Write the entries below out again exactly; any picture in them stays out.

Records that describe figures
——

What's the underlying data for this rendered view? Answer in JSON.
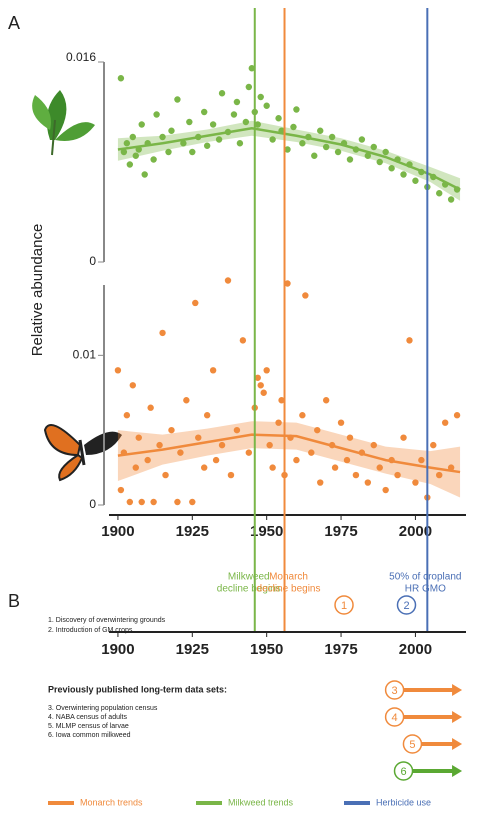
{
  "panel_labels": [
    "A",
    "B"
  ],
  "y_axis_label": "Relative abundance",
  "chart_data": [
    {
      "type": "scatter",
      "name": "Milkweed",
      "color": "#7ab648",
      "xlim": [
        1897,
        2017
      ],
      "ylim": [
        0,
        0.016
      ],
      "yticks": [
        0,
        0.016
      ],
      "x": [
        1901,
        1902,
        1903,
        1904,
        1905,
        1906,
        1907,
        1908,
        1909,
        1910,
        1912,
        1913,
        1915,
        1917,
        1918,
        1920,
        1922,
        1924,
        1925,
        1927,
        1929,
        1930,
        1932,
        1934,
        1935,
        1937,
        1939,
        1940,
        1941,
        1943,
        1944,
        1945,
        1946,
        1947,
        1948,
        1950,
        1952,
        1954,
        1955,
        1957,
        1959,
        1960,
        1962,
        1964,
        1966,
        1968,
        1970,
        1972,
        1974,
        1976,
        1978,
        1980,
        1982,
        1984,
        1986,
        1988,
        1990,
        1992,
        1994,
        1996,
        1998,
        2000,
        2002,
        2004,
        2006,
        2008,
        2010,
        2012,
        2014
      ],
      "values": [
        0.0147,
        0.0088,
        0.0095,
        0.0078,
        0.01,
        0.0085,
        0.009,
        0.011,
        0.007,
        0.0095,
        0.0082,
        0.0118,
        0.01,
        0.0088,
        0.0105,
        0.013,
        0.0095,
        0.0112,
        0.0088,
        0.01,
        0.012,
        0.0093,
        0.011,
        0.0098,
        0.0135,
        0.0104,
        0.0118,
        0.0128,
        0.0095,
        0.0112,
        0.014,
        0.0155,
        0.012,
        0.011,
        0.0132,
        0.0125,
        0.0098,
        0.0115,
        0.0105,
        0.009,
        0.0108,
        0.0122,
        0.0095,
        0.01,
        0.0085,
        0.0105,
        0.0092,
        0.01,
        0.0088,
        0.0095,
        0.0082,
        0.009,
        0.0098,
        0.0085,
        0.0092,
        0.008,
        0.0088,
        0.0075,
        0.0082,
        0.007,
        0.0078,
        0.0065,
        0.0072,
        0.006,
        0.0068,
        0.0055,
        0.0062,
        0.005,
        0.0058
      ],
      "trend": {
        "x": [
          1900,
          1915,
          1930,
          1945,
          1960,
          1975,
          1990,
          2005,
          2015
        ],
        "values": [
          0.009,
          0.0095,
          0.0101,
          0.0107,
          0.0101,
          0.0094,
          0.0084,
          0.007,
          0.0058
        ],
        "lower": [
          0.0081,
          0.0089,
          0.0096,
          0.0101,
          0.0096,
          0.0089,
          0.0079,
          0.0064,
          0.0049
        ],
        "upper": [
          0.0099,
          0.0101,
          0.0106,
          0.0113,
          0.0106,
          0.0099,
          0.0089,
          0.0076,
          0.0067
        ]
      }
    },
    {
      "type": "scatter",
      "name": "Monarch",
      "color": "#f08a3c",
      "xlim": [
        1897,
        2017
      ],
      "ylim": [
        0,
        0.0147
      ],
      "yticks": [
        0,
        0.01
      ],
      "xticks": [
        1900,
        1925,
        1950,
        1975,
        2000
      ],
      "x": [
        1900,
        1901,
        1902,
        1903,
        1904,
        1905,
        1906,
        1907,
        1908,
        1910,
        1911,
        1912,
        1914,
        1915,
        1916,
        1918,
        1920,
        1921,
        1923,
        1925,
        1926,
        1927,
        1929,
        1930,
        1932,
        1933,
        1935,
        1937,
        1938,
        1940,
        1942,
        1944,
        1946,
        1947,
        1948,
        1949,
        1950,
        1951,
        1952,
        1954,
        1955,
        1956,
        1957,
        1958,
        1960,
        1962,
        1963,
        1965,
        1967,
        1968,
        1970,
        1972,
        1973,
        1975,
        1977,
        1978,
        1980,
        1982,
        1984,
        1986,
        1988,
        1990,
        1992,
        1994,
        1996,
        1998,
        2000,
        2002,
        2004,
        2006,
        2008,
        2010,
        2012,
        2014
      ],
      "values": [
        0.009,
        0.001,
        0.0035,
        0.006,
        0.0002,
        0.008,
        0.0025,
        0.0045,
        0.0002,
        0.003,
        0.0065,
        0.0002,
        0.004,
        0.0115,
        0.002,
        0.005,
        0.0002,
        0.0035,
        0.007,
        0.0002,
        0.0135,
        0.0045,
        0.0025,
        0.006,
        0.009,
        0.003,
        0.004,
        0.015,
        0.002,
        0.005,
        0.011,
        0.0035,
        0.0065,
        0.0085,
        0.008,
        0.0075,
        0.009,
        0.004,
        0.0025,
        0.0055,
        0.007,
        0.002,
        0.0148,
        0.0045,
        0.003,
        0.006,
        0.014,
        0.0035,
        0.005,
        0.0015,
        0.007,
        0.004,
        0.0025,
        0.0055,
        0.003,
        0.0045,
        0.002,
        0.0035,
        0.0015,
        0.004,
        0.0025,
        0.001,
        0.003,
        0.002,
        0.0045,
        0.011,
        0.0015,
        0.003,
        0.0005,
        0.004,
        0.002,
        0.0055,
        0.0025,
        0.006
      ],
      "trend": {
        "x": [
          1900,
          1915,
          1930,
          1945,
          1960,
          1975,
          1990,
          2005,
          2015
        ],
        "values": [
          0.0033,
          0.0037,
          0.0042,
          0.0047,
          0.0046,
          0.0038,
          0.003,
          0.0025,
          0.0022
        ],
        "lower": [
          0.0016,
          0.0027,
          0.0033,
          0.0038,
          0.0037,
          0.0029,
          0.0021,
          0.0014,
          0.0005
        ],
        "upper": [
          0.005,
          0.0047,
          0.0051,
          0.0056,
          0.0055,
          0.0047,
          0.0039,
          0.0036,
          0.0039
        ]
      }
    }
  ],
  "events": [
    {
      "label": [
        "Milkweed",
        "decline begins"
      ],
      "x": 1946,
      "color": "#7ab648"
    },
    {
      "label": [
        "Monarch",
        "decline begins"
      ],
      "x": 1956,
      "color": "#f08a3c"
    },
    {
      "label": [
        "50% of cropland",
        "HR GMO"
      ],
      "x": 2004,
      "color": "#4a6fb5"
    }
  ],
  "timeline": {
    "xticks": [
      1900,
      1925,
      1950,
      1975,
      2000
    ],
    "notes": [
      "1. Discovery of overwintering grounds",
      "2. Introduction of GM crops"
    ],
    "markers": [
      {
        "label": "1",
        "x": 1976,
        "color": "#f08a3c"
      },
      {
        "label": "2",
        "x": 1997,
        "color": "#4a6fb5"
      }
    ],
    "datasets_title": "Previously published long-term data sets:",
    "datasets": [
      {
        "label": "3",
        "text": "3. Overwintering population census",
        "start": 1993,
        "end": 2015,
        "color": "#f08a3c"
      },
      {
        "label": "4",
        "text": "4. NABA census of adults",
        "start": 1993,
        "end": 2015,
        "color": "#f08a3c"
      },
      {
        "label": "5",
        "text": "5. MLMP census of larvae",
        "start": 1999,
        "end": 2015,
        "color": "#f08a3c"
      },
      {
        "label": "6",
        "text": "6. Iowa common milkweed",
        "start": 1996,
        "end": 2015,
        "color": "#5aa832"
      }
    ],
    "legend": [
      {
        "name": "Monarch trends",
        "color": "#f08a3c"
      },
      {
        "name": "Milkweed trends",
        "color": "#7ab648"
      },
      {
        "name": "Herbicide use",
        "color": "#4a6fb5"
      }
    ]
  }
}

——

[FULL SOLUTION]
What's the underlying data for this rendered view? Answer in JSON.
{
  "panel_labels": [
    "A",
    "B"
  ],
  "y_axis_label": "Relative abundance",
  "chart_data": [
    {
      "type": "scatter",
      "name": "Milkweed",
      "color": "#7ab648",
      "xlim": [
        1897,
        2017
      ],
      "ylim": [
        0,
        0.016
      ],
      "yticks": [
        0,
        0.016
      ],
      "x": [
        1901,
        1902,
        1903,
        1904,
        1905,
        1906,
        1907,
        1908,
        1909,
        1910,
        1912,
        1913,
        1915,
        1917,
        1918,
        1920,
        1922,
        1924,
        1925,
        1927,
        1929,
        1930,
        1932,
        1934,
        1935,
        1937,
        1939,
        1940,
        1941,
        1943,
        1944,
        1945,
        1946,
        1947,
        1948,
        1950,
        1952,
        1954,
        1955,
        1957,
        1959,
        1960,
        1962,
        1964,
        1966,
        1968,
        1970,
        1972,
        1974,
        1976,
        1978,
        1980,
        1982,
        1984,
        1986,
        1988,
        1990,
        1992,
        1994,
        1996,
        1998,
        2000,
        2002,
        2004,
        2006,
        2008,
        2010,
        2012,
        2014
      ],
      "values": [
        0.0147,
        0.0088,
        0.0095,
        0.0078,
        0.01,
        0.0085,
        0.009,
        0.011,
        0.007,
        0.0095,
        0.0082,
        0.0118,
        0.01,
        0.0088,
        0.0105,
        0.013,
        0.0095,
        0.0112,
        0.0088,
        0.01,
        0.012,
        0.0093,
        0.011,
        0.0098,
        0.0135,
        0.0104,
        0.0118,
        0.0128,
        0.0095,
        0.0112,
        0.014,
        0.0155,
        0.012,
        0.011,
        0.0132,
        0.0125,
        0.0098,
        0.0115,
        0.0105,
        0.009,
        0.0108,
        0.0122,
        0.0095,
        0.01,
        0.0085,
        0.0105,
        0.0092,
        0.01,
        0.0088,
        0.0095,
        0.0082,
        0.009,
        0.0098,
        0.0085,
        0.0092,
        0.008,
        0.0088,
        0.0075,
        0.0082,
        0.007,
        0.0078,
        0.0065,
        0.0072,
        0.006,
        0.0068,
        0.0055,
        0.0062,
        0.005,
        0.0058
      ],
      "trend": {
        "x": [
          1900,
          1915,
          1930,
          1945,
          1960,
          1975,
          1990,
          2005,
          2015
        ],
        "values": [
          0.009,
          0.0095,
          0.0101,
          0.0107,
          0.0101,
          0.0094,
          0.0084,
          0.007,
          0.0058
        ],
        "lower": [
          0.0081,
          0.0089,
          0.0096,
          0.0101,
          0.0096,
          0.0089,
          0.0079,
          0.0064,
          0.0049
        ],
        "upper": [
          0.0099,
          0.0101,
          0.0106,
          0.0113,
          0.0106,
          0.0099,
          0.0089,
          0.0076,
          0.0067
        ]
      }
    },
    {
      "type": "scatter",
      "name": "Monarch",
      "color": "#f08a3c",
      "xlim": [
        1897,
        2017
      ],
      "ylim": [
        0,
        0.0147
      ],
      "yticks": [
        0,
        0.01
      ],
      "xticks": [
        1900,
        1925,
        1950,
        1975,
        2000
      ],
      "x": [
        1900,
        1901,
        1902,
        1903,
        1904,
        1905,
        1906,
        1907,
        1908,
        1910,
        1911,
        1912,
        1914,
        1915,
        1916,
        1918,
        1920,
        1921,
        1923,
        1925,
        1926,
        1927,
        1929,
        1930,
        1932,
        1933,
        1935,
        1937,
        1938,
        1940,
        1942,
        1944,
        1946,
        1947,
        1948,
        1949,
        1950,
        1951,
        1952,
        1954,
        1955,
        1956,
        1957,
        1958,
        1960,
        1962,
        1963,
        1965,
        1967,
        1968,
        1970,
        1972,
        1973,
        1975,
        1977,
        1978,
        1980,
        1982,
        1984,
        1986,
        1988,
        1990,
        1992,
        1994,
        1996,
        1998,
        2000,
        2002,
        2004,
        2006,
        2008,
        2010,
        2012,
        2014
      ],
      "values": [
        0.009,
        0.001,
        0.0035,
        0.006,
        0.0002,
        0.008,
        0.0025,
        0.0045,
        0.0002,
        0.003,
        0.0065,
        0.0002,
        0.004,
        0.0115,
        0.002,
        0.005,
        0.0002,
        0.0035,
        0.007,
        0.0002,
        0.0135,
        0.0045,
        0.0025,
        0.006,
        0.009,
        0.003,
        0.004,
        0.015,
        0.002,
        0.005,
        0.011,
        0.0035,
        0.0065,
        0.0085,
        0.008,
        0.0075,
        0.009,
        0.004,
        0.0025,
        0.0055,
        0.007,
        0.002,
        0.0148,
        0.0045,
        0.003,
        0.006,
        0.014,
        0.0035,
        0.005,
        0.0015,
        0.007,
        0.004,
        0.0025,
        0.0055,
        0.003,
        0.0045,
        0.002,
        0.0035,
        0.0015,
        0.004,
        0.0025,
        0.001,
        0.003,
        0.002,
        0.0045,
        0.011,
        0.0015,
        0.003,
        0.0005,
        0.004,
        0.002,
        0.0055,
        0.0025,
        0.006
      ],
      "trend": {
        "x": [
          1900,
          1915,
          1930,
          1945,
          1960,
          1975,
          1990,
          2005,
          2015
        ],
        "values": [
          0.0033,
          0.0037,
          0.0042,
          0.0047,
          0.0046,
          0.0038,
          0.003,
          0.0025,
          0.0022
        ],
        "lower": [
          0.0016,
          0.0027,
          0.0033,
          0.0038,
          0.0037,
          0.0029,
          0.0021,
          0.0014,
          0.0005
        ],
        "upper": [
          0.005,
          0.0047,
          0.0051,
          0.0056,
          0.0055,
          0.0047,
          0.0039,
          0.0036,
          0.0039
        ]
      }
    }
  ],
  "events": [
    {
      "label": [
        "Milkweed",
        "decline begins"
      ],
      "x": 1946,
      "color": "#7ab648"
    },
    {
      "label": [
        "Monarch",
        "decline begins"
      ],
      "x": 1956,
      "color": "#f08a3c"
    },
    {
      "label": [
        "50% of cropland",
        "HR GMO"
      ],
      "x": 2004,
      "color": "#4a6fb5"
    }
  ],
  "timeline": {
    "xticks": [
      1900,
      1925,
      1950,
      1975,
      2000
    ],
    "notes": [
      "1. Discovery of overwintering grounds",
      "2. Introduction of GM crops"
    ],
    "markers": [
      {
        "label": "1",
        "x": 1976,
        "color": "#f08a3c"
      },
      {
        "label": "2",
        "x": 1997,
        "color": "#4a6fb5"
      }
    ],
    "datasets_title": "Previously published long-term data sets:",
    "datasets": [
      {
        "label": "3",
        "text": "3. Overwintering population census",
        "start": 1993,
        "end": 2015,
        "color": "#f08a3c"
      },
      {
        "label": "4",
        "text": "4. NABA census of adults",
        "start": 1993,
        "end": 2015,
        "color": "#f08a3c"
      },
      {
        "label": "5",
        "text": "5. MLMP census of larvae",
        "start": 1999,
        "end": 2015,
        "color": "#f08a3c"
      },
      {
        "label": "6",
        "text": "6. Iowa common milkweed",
        "start": 1996,
        "end": 2015,
        "color": "#5aa832"
      }
    ],
    "legend": [
      {
        "name": "Monarch trends",
        "color": "#f08a3c"
      },
      {
        "name": "Milkweed trends",
        "color": "#7ab648"
      },
      {
        "name": "Herbicide use",
        "color": "#4a6fb5"
      }
    ]
  }
}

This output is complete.